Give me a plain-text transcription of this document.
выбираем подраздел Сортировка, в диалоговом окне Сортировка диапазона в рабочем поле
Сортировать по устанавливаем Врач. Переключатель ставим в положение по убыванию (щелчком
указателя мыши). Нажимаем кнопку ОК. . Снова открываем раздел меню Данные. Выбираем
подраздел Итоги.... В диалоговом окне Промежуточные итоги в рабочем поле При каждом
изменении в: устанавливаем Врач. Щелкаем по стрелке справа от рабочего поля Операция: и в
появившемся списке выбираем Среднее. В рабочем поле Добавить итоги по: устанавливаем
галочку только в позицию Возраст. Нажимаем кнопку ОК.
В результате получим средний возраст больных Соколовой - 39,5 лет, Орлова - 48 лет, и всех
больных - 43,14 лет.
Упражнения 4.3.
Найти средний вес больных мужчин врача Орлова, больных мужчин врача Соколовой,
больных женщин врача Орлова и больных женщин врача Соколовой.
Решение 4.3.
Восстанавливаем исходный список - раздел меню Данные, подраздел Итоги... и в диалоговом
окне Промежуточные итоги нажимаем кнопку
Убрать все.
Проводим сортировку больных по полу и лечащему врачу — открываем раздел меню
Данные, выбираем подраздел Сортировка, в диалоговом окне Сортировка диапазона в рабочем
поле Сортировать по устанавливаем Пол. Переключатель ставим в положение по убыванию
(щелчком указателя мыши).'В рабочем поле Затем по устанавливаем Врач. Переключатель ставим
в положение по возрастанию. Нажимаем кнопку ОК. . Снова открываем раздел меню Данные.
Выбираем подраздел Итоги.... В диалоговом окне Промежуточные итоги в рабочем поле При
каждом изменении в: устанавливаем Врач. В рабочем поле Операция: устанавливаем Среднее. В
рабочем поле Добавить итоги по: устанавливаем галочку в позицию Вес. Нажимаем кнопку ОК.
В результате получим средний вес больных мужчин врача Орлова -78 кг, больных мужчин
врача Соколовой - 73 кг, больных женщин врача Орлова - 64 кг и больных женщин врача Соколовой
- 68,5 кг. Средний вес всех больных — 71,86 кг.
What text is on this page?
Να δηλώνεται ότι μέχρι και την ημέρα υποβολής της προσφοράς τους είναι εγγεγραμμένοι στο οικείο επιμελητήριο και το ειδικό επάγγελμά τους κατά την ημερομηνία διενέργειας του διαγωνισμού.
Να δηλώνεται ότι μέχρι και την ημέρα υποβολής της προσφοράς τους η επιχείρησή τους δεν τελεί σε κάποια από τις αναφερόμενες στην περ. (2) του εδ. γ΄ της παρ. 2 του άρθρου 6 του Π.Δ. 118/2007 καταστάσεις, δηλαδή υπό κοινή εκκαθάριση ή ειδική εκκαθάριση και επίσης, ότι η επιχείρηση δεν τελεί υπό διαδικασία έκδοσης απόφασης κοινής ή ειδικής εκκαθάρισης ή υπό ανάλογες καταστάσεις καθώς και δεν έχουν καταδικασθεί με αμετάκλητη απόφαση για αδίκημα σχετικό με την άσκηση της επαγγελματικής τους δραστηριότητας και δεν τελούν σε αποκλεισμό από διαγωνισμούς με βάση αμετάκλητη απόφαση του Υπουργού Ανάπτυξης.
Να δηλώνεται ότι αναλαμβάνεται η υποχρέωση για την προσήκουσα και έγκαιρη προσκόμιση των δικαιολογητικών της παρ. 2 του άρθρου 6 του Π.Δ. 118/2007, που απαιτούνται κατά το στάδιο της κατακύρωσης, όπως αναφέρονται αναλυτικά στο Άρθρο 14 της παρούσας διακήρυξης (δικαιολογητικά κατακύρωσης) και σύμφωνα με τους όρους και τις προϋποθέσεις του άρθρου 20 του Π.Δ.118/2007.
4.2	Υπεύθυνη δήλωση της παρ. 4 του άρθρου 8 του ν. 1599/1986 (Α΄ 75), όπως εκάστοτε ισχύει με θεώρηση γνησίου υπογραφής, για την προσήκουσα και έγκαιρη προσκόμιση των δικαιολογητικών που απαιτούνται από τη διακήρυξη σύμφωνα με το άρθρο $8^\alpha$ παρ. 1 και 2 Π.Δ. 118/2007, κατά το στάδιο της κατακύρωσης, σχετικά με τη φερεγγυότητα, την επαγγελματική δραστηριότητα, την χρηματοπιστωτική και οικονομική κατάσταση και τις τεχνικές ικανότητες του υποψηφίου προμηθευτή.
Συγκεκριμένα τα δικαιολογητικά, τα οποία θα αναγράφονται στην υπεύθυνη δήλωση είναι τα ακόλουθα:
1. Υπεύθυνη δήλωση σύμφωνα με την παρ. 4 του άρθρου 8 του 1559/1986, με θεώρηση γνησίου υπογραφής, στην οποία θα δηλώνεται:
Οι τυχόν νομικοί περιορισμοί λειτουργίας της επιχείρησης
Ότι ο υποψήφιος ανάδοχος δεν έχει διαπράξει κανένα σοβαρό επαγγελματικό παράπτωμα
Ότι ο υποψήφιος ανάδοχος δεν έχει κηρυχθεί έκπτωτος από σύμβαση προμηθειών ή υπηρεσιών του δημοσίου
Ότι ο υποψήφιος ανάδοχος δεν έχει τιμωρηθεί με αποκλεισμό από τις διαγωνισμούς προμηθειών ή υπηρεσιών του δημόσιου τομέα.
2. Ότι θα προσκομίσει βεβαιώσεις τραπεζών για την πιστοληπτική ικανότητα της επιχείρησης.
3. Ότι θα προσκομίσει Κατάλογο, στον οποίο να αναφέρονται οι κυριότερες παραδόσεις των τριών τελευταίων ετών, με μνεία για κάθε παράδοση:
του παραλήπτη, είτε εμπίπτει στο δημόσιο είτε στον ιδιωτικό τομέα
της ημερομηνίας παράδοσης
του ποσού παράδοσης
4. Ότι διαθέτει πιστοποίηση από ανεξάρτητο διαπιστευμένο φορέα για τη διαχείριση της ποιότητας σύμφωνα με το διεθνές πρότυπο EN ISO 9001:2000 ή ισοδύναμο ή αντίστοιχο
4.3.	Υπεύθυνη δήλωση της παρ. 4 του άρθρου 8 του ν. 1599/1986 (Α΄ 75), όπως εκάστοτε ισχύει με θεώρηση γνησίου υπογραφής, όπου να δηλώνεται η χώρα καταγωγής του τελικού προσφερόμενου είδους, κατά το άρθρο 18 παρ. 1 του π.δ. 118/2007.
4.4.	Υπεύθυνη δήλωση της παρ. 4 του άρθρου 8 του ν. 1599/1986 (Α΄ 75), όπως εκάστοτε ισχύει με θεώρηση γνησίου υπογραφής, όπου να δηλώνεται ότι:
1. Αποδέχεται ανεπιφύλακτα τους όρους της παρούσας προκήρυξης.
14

**GIVEN EXERCISE**: Please output the complete data exactly.

**RESULT OF THIS TASK**:
Give me a plain-text transcription of this document.
выбираем подраздел Сортировка, в диалоговом окне Сортировка диапазона в рабочем поле
Сортировать по устанавливаем Врач. Переключатель ставим в положение по убыванию (щелчком
указателя мыши). Нажимаем кнопку ОК. . Снова открываем раздел меню Данные. Выбираем
подраздел Итоги.... В диалоговом окне Промежуточные итоги в рабочем поле При каждом
изменении в: устанавливаем Врач. Щелкаем по стрелке справа от рабочего поля Операция: и в
появившемся списке выбираем Среднее. В рабочем поле Добавить итоги по: устанавливаем
галочку только в позицию Возраст. Нажимаем кнопку ОК.
В результате получим средний возраст больных Соколовой - 39,5 лет, Орлова - 48 лет, и всех
больных - 43,14 лет.
Упражнения 4.3.
Найти средний вес больных мужчин врача Орлова, больных мужчин врача Соколовой,
больных женщин врача Орлова и больных женщин врача Соколовой.
Решение 4.3.
Восстанавливаем исходный список - раздел меню Данные, подраздел Итоги... и в диалоговом
окне Промежуточные итоги нажимаем кнопку
Убрать все.
Проводим сортировку больных по полу и лечащему врачу — открываем раздел меню
Данные, выбираем подраздел Сортировка, в диалоговом окне Сортировка диапазона в рабочем
поле Сортировать по устанавливаем Пол. Переключатель ставим в положение по убыванию
(щелчком указателя мыши).'В рабочем поле Затем по устанавливаем Врач. Переключатель ставим
в положение по возрастанию. Нажимаем кнопку ОК. . Снова открываем раздел меню Данные.
Выбираем подраздел Итоги.... В диалоговом окне Промежуточные итоги в рабочем поле При
каждом изменении в: устанавливаем Врач. В рабочем поле Операция: устанавливаем Среднее. В
рабочем поле Добавить итоги по: устанавливаем галочку в позицию Вес. Нажимаем кнопку ОК.
В результате получим средний вес больных мужчин врача Орлова -78 кг, больных мужчин
врача Соколовой - 73 кг, больных женщин врача Орлова - 64 кг и больных женщин врача Соколовой
- 68,5 кг. Средний вес всех больных — 71,86 кг.
What text is on this page?
Να δηλώνεται ότι μέχρι και την ημέρα υποβολής της προσφοράς τους είναι εγγεγραμμένοι στο οικείο επιμελητήριο και το ειδικό επάγγελμά τους κατά την ημερομηνία διενέργειας του διαγωνισμού.
Να δηλώνεται ότι μέχρι και την ημέρα υποβολής της προσφοράς τους η επιχείρησή τους δεν τελεί σε κάποια από τις αναφερόμενες στην περ. (2) του εδ. γ΄ της παρ. 2 του άρθρου 6 του Π.Δ. 118/2007 καταστάσεις, δηλαδή υπό κοινή εκκαθάριση ή ειδική εκκαθάριση και επίσης, ότι η επιχείρηση δεν τελεί υπό διαδικασία έκδοσης απόφασης κοινής ή ειδικής εκκαθάρισης ή υπό ανάλογες καταστάσεις καθώς και δεν έχουν καταδικασθεί με αμετάκλητη απόφαση για αδίκημα σχετικό με την άσκηση της επαγγελματικής τους δραστηριότητας και δεν τελούν σε αποκλεισμό από διαγωνισμούς με βάση αμετάκλητη απόφαση του Υπουργού Ανάπτυξης.
Να δηλώνεται ότι αναλαμβάνεται η υποχρέωση για την προσήκουσα και έγκαιρη προσκόμιση των δικαιολογητικών της παρ. 2 του άρθρου 6 του Π.Δ. 118/2007, που απαιτούνται κατά το στάδιο της κατακύρωσης, όπως αναφέρονται αναλυτικά στο Άρθρο 14 της παρούσας διακήρυξης (δικαιολογητικά κατακύρωσης) και σύμφωνα με τους όρους και τις προϋποθέσεις του άρθρου 20 του Π.Δ.118/2007.
4.2	Υπεύθυνη δήλωση της παρ. 4 του άρθρου 8 του ν. 1599/1986 (Α΄ 75), όπως εκάστοτε ισχύει με θεώρηση γνησίου υπογραφής, για την προσήκουσα και έγκαιρη προσκόμιση των δικαιολογητικών που απαιτούνται από τη διακήρυξη σύμφωνα με το άρθρο $8^\alpha$ παρ. 1 και 2 Π.Δ. 118/2007, κατά το στάδιο της κατακύρωσης, σχετικά με τη φερεγγυότητα, την επαγγελματική δραστηριότητα, την χρηματοπιστωτική και οικονομική κατάσταση και τις τεχνικές ικανότητες του υποψηφίου προμηθευτή.
Συγκεκριμένα τα δικαιολογητικά, τα οποία θα αναγράφονται στην υπεύθυνη δήλωση είναι τα ακόλουθα:
1. Υπεύθυνη δήλωση σύμφωνα με την παρ. 4 του άρθρου 8 του 1559/1986, με θεώρηση γνησίου υπογραφής, στην οποία θα δηλώνεται:
Οι τυχόν νομικοί περιορισμοί λειτουργίας της επιχείρησης
Ότι ο υποψήφιος ανάδοχος δεν έχει διαπράξει κανένα σοβαρό επαγγελματικό παράπτωμα
Ότι ο υποψήφιος ανάδοχος δεν έχει κηρυχθεί έκπτωτος από σύμβαση προμηθειών ή υπηρεσιών του δημοσίου
Ότι ο υποψήφιος ανάδοχος δεν έχει τιμωρηθεί με αποκλεισμό από τις διαγωνισμούς προμηθειών ή υπηρεσιών του δημόσιου τομέα.
2. Ότι θα προσκομίσει βεβαιώσεις τραπεζών για την πιστοληπτική ικανότητα της επιχείρησης.
3. Ότι θα προσκομίσει Κατάλογο, στον οποίο να αναφέρονται οι κυριότερες παραδόσεις των τριών τελευταίων ετών, με μνεία για κάθε παράδοση:
του παραλήπτη, είτε εμπίπτει στο δημόσιο είτε στον ιδιωτικό τομέα
της ημερομηνίας παράδοσης
του ποσού παράδοσης
4. Ότι διαθέτει πιστοποίηση από ανεξάρτητο διαπιστευμένο φορέα για τη διαχείριση της ποιότητας σύμφωνα με το διεθνές πρότυπο EN ISO 9001:2000 ή ισοδύναμο ή αντίστοιχο
4.3.	Υπεύθυνη δήλωση της παρ. 4 του άρθρου 8 του ν. 1599/1986 (Α΄ 75), όπως εκάστοτε ισχύει με θεώρηση γνησίου υπογραφής, όπου να δηλώνεται η χώρα καταγωγής του τελικού προσφερόμενου είδους, κατά το άρθρο 18 παρ. 1 του π.δ. 118/2007.
4.4.	Υπεύθυνη δήλωση της παρ. 4 του άρθρου 8 του ν. 1599/1986 (Α΄ 75), όπως εκάστοτε ισχύει με θεώρηση γνησίου υπογραφής, όπου να δηλώνεται ότι:
1. Αποδέχεται ανεπιφύλακτα τους όρους της παρούσας προκήρυξης.
14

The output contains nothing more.